What the exercise asks: Write out every line below that includes the word "Radio".

Provided material:
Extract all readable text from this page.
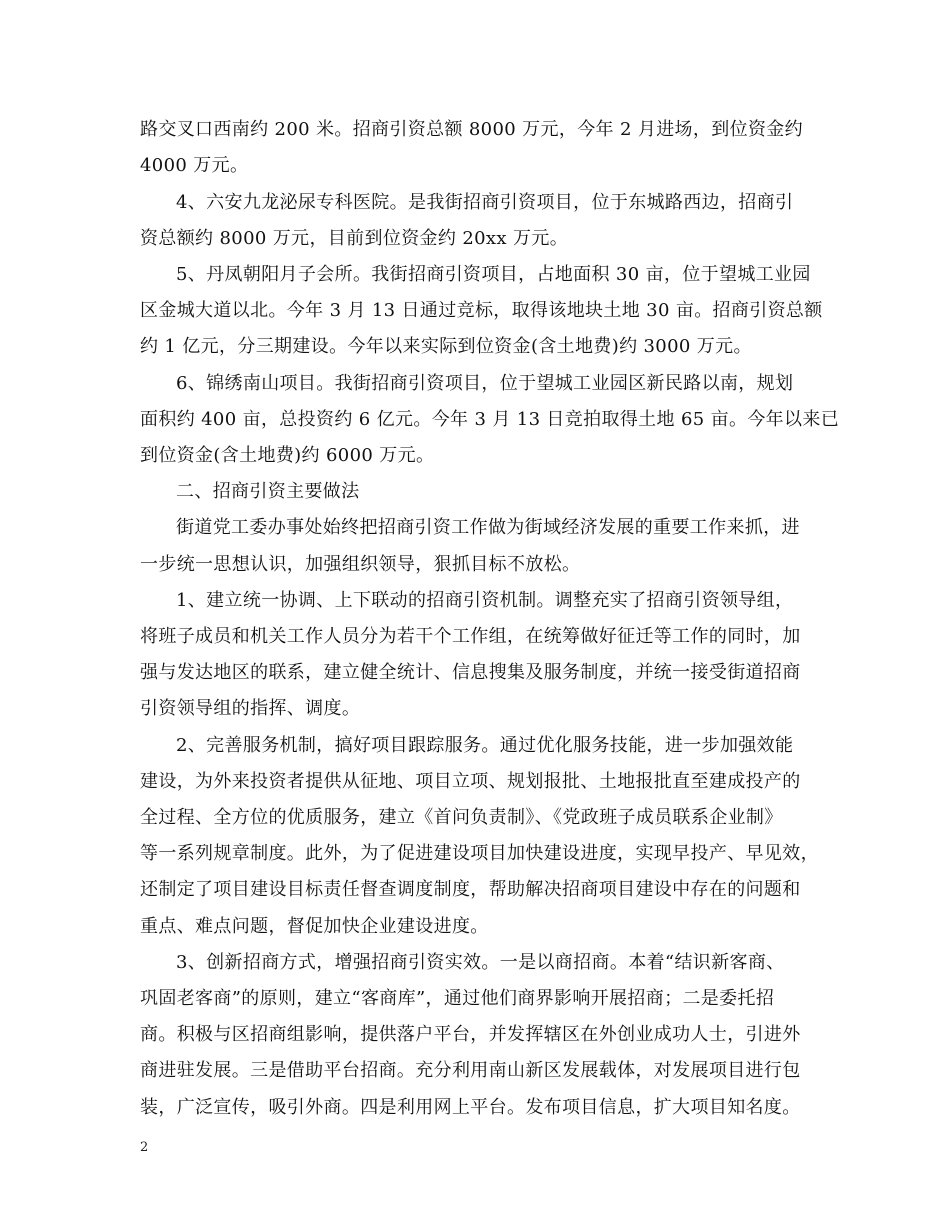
路交叉口西南约 200 米。招商引资总额 8000 万元，今年 2 月进场，到位资金约
4000 万元。
4、六安九龙泌尿专科医院。是我街招商引资项目，位于东城路西边，招商引
资总额约 8000 万元，目前到位资金约 20xx 万元。
5、丹凤朝阳月子会所。我街招商引资项目，占地面积 30 亩，位于望城工业园
区金城大道以北。今年 3 月 13 日通过竞标，取得该地块土地 30 亩。招商引资总额
约 1 亿元，分三期建设。今年以来实际到位资金(含土地费)约 3000 万元。
6、锦绣南山项目。我街招商引资项目，位于望城工业园区新民路以南，规划
面积约 400 亩，总投资约 6 亿元。今年 3 月 13 日竞拍取得土地 65 亩。今年以来已
到位资金(含土地费)约 6000 万元。
二、招商引资主要做法
街道党工委办事处始终把招商引资工作做为街域经济发展的重要工作来抓，进
一步统一思想认识，加强组织领导，狠抓目标不放松。
1、建立统一协调、上下联动的招商引资机制。调整充实了招商引资领导组，
将班子成员和机关工作人员分为若干个工作组，在统筹做好征迁等工作的同时，加
强与发达地区的联系，建立健全统计、信息搜集及服务制度，并统一接受街道招商
引资领导组的指挥、调度。
2、完善服务机制，搞好项目跟踪服务。通过优化服务技能，进一步加强效能
建设，为外来投资者提供从征地、项目立项、规划报批、土地报批直至建成投产的
全过程、全方位的优质服务，建立《首问负责制》、《党政班子成员联系企业制》
等一系列规章制度。此外，为了促进建设项目加快建设进度，实现早投产、早见效，
还制定了项目建设目标责任督查调度制度，帮助解决招商项目建设中存在的问题和
重点、难点问题，督促加快企业建设进度。
3、创新招商方式，增强招商引资实效。一是以商招商。本着“结识新客商、
巩固老客商”的原则，建立“客商库”，通过他们商界影响开展招商；二是委托招
商。积极与区招商组影响，提供落户平台，并发挥辖区在外创业成功人士，引进外
商进驻发展。三是借助平台招商。充分利用南山新区发展载体，对发展项目进行包
装，广泛宣传，吸引外商。四是利用网上平台。发布项目信息，扩大项目知名度。
2
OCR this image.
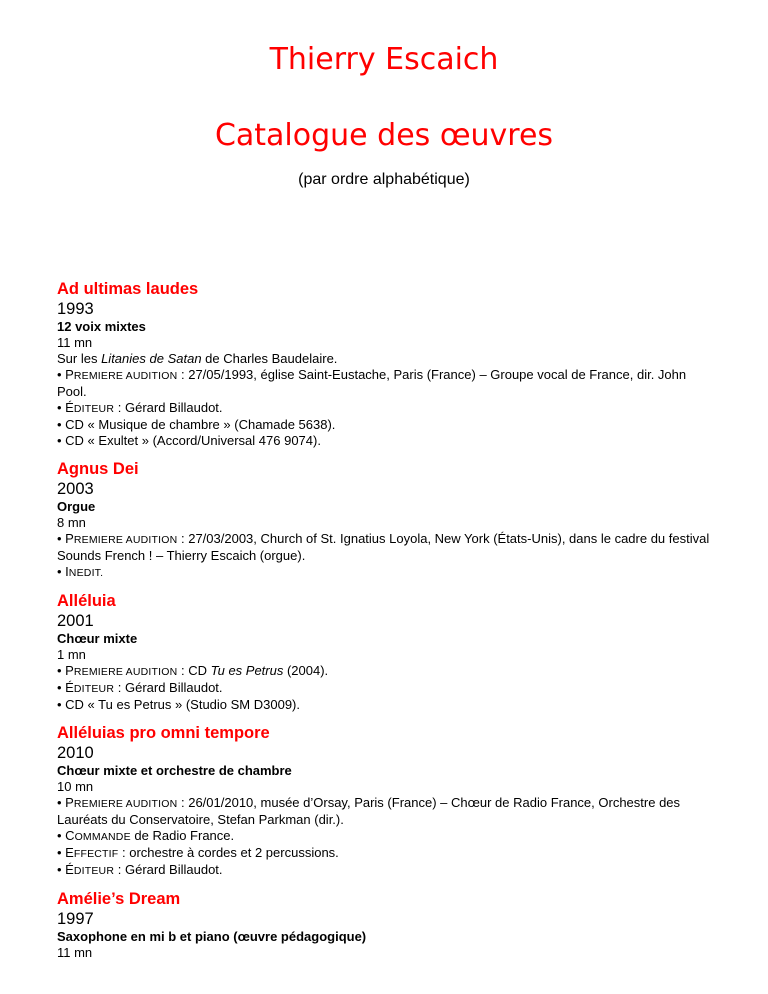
Thierry Escaich
Catalogue des œuvres
(par ordre alphabétique)
Ad ultimas laudes
1993
12 voix mixtes
11 mn
Sur les Litanies de Satan de Charles Baudelaire.
• PREMIERE AUDITION : 27/05/1993, église Saint-Eustache, Paris (France) – Groupe vocal de France, dir. John Pool.
• ÉDITEUR : Gérard Billaudot.
• CD « Musique de chambre » (Chamade 5638).
• CD « Exultet » (Accord/Universal 476 9074).
Agnus Dei
2003
Orgue
8 mn
• PREMIERE AUDITION : 27/03/2003, Church of St. Ignatius Loyola, New York (États-Unis), dans le cadre du festival Sounds French ! – Thierry Escaich (orgue).
• INEDIT.
Alléluia
2001
Chœur mixte
1 mn
• PREMIERE AUDITION : CD Tu es Petrus (2004).
• ÉDITEUR : Gérard Billaudot.
• CD « Tu es Petrus » (Studio SM D3009).
Alléluias pro omni tempore
2010
Chœur mixte et orchestre de chambre
10 mn
• PREMIERE AUDITION : 26/01/2010, musée d’Orsay, Paris (France) – Chœur de Radio France, Orchestre des Lauréats du Conservatoire, Stefan Parkman (dir.).
• COMMANDE de Radio France.
• EFFECTIF : orchestre à cordes et 2 percussions.
• ÉDITEUR : Gérard Billaudot.
Amélie’s Dream
1997
Saxophone en mi b et piano (œuvre pédagogique)
11 mn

Solution for this task:
• PREMIERE AUDITION : 26/01/2010, musée d’Orsay, Paris (France) – Chœur de Radio France, Orchestre des Lauréats du Conservatoire, Stefan Parkman (dir.).
• COMMANDE de Radio France.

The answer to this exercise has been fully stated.